### [Goal of the exercise]
Copy out all lines that carry the word "document".

### [Data in this exercise]
--- begin ---

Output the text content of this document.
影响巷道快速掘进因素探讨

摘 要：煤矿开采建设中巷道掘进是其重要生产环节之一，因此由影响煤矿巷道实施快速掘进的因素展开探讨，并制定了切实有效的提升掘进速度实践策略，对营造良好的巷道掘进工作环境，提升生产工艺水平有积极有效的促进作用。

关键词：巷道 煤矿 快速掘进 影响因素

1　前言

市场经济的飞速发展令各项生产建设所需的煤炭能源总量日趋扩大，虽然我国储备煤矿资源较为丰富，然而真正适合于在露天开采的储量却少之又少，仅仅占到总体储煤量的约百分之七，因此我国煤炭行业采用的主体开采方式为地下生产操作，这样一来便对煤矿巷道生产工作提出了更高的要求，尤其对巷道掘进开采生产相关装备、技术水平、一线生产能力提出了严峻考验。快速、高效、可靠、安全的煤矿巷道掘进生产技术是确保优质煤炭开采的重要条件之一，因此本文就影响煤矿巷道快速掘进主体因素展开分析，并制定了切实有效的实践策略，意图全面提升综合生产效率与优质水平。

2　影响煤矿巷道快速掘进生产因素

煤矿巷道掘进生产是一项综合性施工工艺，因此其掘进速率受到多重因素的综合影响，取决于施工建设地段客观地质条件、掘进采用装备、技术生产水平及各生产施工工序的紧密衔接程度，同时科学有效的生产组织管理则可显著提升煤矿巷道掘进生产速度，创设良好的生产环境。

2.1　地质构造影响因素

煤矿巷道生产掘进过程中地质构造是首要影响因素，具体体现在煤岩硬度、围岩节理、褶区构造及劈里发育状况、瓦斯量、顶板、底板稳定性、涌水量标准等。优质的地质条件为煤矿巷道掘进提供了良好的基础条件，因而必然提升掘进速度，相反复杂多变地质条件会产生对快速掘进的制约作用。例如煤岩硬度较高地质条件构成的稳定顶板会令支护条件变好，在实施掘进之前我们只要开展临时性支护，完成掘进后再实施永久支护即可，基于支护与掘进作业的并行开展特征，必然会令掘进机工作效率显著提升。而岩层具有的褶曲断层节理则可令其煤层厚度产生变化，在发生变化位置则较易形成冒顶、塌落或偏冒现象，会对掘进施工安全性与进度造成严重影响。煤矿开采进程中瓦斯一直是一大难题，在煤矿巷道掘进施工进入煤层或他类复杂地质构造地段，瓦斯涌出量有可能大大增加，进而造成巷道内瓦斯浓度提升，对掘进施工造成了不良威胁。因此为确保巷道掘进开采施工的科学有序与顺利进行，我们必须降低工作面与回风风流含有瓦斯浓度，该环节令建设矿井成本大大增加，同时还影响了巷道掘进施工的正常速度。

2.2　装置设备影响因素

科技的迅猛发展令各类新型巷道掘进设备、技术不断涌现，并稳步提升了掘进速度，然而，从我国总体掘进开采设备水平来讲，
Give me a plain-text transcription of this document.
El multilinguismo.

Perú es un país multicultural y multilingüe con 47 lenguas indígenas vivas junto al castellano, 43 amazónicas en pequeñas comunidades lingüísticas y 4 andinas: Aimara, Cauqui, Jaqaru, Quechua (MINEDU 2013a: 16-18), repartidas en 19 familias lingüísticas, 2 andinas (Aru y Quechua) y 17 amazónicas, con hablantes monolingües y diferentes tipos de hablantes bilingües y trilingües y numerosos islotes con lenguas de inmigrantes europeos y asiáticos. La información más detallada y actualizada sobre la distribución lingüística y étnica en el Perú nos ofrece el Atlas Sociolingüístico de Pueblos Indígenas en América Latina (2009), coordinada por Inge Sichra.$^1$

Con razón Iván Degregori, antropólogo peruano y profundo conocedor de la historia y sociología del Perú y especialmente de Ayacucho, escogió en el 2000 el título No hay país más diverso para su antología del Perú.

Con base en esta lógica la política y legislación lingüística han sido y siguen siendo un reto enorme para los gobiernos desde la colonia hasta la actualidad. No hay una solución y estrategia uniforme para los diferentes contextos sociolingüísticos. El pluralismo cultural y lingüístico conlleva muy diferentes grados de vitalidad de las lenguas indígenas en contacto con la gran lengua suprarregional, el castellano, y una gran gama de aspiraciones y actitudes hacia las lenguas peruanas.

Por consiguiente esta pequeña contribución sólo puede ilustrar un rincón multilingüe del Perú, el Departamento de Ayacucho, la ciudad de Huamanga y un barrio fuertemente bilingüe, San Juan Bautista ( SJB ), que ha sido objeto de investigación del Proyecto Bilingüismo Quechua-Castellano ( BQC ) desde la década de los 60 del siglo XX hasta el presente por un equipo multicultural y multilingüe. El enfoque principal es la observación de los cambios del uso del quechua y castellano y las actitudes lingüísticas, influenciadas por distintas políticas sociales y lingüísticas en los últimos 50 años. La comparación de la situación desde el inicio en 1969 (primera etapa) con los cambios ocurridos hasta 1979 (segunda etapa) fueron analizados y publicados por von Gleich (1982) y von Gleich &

--- end ---

### [Final answer]
Output the text content of this document.
Give me a plain-text transcription of this document.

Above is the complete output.